Locate each line of the records that contains the string "capitalist" and copy it out in full. Case counts.

— Start of Dataset records —

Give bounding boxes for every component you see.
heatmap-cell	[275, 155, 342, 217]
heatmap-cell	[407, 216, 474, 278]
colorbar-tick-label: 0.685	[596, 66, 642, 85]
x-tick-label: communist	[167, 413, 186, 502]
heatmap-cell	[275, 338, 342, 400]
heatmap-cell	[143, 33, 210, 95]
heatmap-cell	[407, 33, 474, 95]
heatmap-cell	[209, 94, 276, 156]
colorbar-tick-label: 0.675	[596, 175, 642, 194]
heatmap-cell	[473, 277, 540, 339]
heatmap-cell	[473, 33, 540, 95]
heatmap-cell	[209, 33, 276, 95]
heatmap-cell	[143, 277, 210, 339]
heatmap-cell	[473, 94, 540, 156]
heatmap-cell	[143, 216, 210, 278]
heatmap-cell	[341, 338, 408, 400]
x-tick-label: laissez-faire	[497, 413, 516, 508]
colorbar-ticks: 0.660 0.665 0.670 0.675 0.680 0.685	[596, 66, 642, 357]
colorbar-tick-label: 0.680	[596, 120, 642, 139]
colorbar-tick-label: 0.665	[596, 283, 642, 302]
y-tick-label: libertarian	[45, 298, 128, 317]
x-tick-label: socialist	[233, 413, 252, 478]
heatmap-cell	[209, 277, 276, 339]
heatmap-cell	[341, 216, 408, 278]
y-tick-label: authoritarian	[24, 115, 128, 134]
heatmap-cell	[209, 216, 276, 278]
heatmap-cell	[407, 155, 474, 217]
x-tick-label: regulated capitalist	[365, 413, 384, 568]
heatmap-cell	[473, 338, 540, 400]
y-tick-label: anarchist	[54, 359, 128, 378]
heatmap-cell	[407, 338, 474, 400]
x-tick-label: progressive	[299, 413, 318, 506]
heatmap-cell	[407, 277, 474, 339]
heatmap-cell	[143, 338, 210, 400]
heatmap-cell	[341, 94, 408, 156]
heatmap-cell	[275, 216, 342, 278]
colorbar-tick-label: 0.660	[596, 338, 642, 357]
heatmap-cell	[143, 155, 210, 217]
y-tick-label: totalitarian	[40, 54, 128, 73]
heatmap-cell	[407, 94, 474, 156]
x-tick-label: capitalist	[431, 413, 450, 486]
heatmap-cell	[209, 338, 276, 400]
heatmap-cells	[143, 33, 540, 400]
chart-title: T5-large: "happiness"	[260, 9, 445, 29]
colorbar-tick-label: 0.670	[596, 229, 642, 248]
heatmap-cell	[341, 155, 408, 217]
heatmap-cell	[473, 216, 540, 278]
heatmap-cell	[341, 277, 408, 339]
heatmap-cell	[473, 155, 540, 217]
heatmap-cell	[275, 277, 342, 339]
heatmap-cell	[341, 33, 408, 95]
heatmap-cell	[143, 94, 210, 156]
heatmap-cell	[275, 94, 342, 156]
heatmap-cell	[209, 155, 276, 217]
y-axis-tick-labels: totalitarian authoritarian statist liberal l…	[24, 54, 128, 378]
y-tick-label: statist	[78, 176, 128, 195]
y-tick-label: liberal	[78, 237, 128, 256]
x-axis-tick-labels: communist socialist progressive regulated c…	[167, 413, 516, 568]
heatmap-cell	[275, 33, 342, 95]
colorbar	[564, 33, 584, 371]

— End of Dataset records —

Expected answer:
x-tick-label: regulated capitalist	[365, 413, 384, 568]
x-tick-label: capitalist	[431, 413, 450, 486]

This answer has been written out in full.